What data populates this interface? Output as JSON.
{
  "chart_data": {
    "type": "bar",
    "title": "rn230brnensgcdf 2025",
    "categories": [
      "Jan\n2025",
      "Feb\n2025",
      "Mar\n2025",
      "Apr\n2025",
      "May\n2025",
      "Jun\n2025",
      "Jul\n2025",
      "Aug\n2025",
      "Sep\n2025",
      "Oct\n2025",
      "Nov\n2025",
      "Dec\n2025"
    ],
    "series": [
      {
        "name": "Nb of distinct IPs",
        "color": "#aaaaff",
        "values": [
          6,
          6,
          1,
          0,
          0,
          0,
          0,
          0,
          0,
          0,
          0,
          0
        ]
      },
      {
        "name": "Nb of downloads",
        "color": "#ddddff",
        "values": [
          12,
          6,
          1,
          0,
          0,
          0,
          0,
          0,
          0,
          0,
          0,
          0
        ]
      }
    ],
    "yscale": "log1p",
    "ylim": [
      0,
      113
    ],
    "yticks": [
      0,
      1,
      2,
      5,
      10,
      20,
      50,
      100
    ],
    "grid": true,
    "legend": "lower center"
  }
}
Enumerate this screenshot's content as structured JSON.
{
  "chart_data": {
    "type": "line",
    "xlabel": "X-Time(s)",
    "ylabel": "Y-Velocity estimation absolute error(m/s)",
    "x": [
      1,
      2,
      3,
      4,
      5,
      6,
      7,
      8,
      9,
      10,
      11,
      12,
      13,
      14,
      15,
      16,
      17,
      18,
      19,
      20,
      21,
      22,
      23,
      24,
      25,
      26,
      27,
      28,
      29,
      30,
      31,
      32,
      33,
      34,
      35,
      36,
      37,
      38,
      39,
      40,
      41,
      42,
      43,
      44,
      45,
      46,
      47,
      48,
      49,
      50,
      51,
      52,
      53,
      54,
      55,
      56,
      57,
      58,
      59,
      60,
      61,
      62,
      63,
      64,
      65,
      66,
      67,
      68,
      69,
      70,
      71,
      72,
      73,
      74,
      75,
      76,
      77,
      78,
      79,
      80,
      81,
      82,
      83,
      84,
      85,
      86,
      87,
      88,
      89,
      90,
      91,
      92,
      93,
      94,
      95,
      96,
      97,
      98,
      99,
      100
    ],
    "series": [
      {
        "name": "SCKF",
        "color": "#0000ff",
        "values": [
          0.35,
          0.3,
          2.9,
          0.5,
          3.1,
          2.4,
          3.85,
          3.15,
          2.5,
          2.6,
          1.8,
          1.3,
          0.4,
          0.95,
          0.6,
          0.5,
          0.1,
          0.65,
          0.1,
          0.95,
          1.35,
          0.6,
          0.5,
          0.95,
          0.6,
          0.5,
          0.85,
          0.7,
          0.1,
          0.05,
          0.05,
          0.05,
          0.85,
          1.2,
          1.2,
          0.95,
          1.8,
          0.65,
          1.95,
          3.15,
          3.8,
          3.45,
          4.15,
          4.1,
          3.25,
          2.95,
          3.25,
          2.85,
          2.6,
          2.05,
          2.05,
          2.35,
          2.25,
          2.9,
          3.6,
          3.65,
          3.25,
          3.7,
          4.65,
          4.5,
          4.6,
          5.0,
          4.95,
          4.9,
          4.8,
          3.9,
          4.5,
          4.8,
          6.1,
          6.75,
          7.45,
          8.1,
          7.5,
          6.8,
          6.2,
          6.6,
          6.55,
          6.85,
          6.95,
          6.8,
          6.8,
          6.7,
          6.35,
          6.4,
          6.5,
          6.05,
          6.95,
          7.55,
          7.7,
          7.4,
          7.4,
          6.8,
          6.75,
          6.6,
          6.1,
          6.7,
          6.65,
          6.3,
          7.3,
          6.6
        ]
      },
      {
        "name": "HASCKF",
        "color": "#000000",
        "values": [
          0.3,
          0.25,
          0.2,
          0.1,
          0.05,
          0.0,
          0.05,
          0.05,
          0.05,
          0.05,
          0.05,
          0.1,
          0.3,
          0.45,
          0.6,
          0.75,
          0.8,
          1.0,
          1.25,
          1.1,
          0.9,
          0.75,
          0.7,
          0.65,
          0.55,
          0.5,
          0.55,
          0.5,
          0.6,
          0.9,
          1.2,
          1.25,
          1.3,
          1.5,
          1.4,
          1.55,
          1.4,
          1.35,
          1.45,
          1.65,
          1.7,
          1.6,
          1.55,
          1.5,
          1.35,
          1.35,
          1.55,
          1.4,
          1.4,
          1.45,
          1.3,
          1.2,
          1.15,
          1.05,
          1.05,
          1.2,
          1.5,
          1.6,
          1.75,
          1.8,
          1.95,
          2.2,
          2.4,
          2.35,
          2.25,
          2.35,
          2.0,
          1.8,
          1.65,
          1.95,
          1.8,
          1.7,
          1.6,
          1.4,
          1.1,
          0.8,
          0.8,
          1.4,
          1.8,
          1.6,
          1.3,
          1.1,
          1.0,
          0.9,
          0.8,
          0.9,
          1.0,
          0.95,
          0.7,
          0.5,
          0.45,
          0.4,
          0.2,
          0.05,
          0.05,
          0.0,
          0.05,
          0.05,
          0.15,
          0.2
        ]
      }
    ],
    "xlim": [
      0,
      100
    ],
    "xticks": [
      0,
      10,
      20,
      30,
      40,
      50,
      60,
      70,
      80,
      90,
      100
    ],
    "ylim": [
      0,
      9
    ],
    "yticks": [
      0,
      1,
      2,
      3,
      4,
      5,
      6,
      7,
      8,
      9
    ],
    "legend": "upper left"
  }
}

• • • • •

OBJECTIVE:
Print all of the entries exactly as they are written.

FINISHED EXERCISE:
What data populates this interface? Output as JSON.
{
  "chart_data": {
    "type": "bar",
    "title": "rn230brnensgcdf 2025",
    "categories": [
      "Jan\n2025",
      "Feb\n2025",
      "Mar\n2025",
      "Apr\n2025",
      "May\n2025",
      "Jun\n2025",
      "Jul\n2025",
      "Aug\n2025",
      "Sep\n2025",
      "Oct\n2025",
      "Nov\n2025",
      "Dec\n2025"
    ],
    "series": [
      {
        "name": "Nb of distinct IPs",
        "color": "#aaaaff",
        "values": [
          6,
          6,
          1,
          0,
          0,
          0,
          0,
          0,
          0,
          0,
          0,
          0
        ]
      },
      {
        "name": "Nb of downloads",
        "color": "#ddddff",
        "values": [
          12,
          6,
          1,
          0,
          0,
          0,
          0,
          0,
          0,
          0,
          0,
          0
        ]
      }
    ],
    "yscale": "log1p",
    "ylim": [
      0,
      113
    ],
    "yticks": [
      0,
      1,
      2,
      5,
      10,
      20,
      50,
      100
    ],
    "grid": true,
    "legend": "lower center"
  }
}
Enumerate this screenshot's content as structured JSON.
{
  "chart_data": {
    "type": "line",
    "xlabel": "X-Time(s)",
    "ylabel": "Y-Velocity estimation absolute error(m/s)",
    "x": [
      1,
      2,
      3,
      4,
      5,
      6,
      7,
      8,
      9,
      10,
      11,
      12,
      13,
      14,
      15,
      16,
      17,
      18,
      19,
      20,
      21,
      22,
      23,
      24,
      25,
      26,
      27,
      28,
      29,
      30,
      31,
      32,
      33,
      34,
      35,
      36,
      37,
      38,
      39,
      40,
      41,
      42,
      43,
      44,
      45,
      46,
      47,
      48,
      49,
      50,
      51,
      52,
      53,
      54,
      55,
      56,
      57,
      58,
      59,
      60,
      61,
      62,
      63,
      64,
      65,
      66,
      67,
      68,
      69,
      70,
      71,
      72,
      73,
      74,
      75,
      76,
      77,
      78,
      79,
      80,
      81,
      82,
      83,
      84,
      85,
      86,
      87,
      88,
      89,
      90,
      91,
      92,
      93,
      94,
      95,
      96,
      97,
      98,
      99,
      100
    ],
    "series": [
      {
        "name": "SCKF",
        "color": "#0000ff",
        "values": [
          0.35,
          0.3,
          2.9,
          0.5,
          3.1,
          2.4,
          3.85,
          3.15,
          2.5,
          2.6,
          1.8,
          1.3,
          0.4,
          0.95,
          0.6,
          0.5,
          0.1,
          0.65,
          0.1,
          0.95,
          1.35,
          0.6,
          0.5,
          0.95,
          0.6,
          0.5,
          0.85,
          0.7,
          0.1,
          0.05,
          0.05,
          0.05,
          0.85,
          1.2,
          1.2,
          0.95,
          1.8,
          0.65,
          1.95,
          3.15,
          3.8,
          3.45,
          4.15,
          4.1,
          3.25,
          2.95,
          3.25,
          2.85,
          2.6,
          2.05,
          2.05,
          2.35,
          2.25,
          2.9,
          3.6,
          3.65,
          3.25,
          3.7,
          4.65,
          4.5,
          4.6,
          5.0,
          4.95,
          4.9,
          4.8,
          3.9,
          4.5,
          4.8,
          6.1,
          6.75,
          7.45,
          8.1,
          7.5,
          6.8,
          6.2,
          6.6,
          6.55,
          6.85,
          6.95,
          6.8,
          6.8,
          6.7,
          6.35,
          6.4,
          6.5,
          6.05,
          6.95,
          7.55,
          7.7,
          7.4,
          7.4,
          6.8,
          6.75,
          6.6,
          6.1,
          6.7,
          6.65,
          6.3,
          7.3,
          6.6
        ]
      },
      {
        "name": "HASCKF",
        "color": "#000000",
        "values": [
          0.3,
          0.25,
          0.2,
          0.1,
          0.05,
          0.0,
          0.05,
          0.05,
          0.05,
          0.05,
          0.05,
          0.1,
          0.3,
          0.45,
          0.6,
          0.75,
          0.8,
          1.0,
          1.25,
          1.1,
          0.9,
          0.75,
          0.7,
          0.65,
          0.55,
          0.5,
          0.55,
          0.5,
          0.6,
          0.9,
          1.2,
          1.25,
          1.3,
          1.5,
          1.4,
          1.55,
          1.4,
          1.35,
          1.45,
          1.65,
          1.7,
          1.6,
          1.55,
          1.5,
          1.35,
          1.35,
          1.55,
          1.4,
          1.4,
          1.45,
          1.3,
          1.2,
          1.15,
          1.05,
          1.05,
          1.2,
          1.5,
          1.6,
          1.75,
          1.8,
          1.95,
          2.2,
          2.4,
          2.35,
          2.25,
          2.35,
          2.0,
          1.8,
          1.65,
          1.95,
          1.8,
          1.7,
          1.6,
          1.4,
          1.1,
          0.8,
          0.8,
          1.4,
          1.8,
          1.6,
          1.3,
          1.1,
          1.0,
          0.9,
          0.8,
          0.9,
          1.0,
          0.95,
          0.7,
          0.5,
          0.45,
          0.4,
          0.2,
          0.05,
          0.05,
          0.0,
          0.05,
          0.05,
          0.15,
          0.2
        ]
      }
    ],
    "xlim": [
      0,
      100
    ],
    "xticks": [
      0,
      10,
      20,
      30,
      40,
      50,
      60,
      70,
      80,
      90,
      100
    ],
    "ylim": [
      0,
      9
    ],
    "yticks": [
      0,
      1,
      2,
      3,
      4,
      5,
      6,
      7,
      8,
      9
    ],
    "legend": "upper left"
  }
}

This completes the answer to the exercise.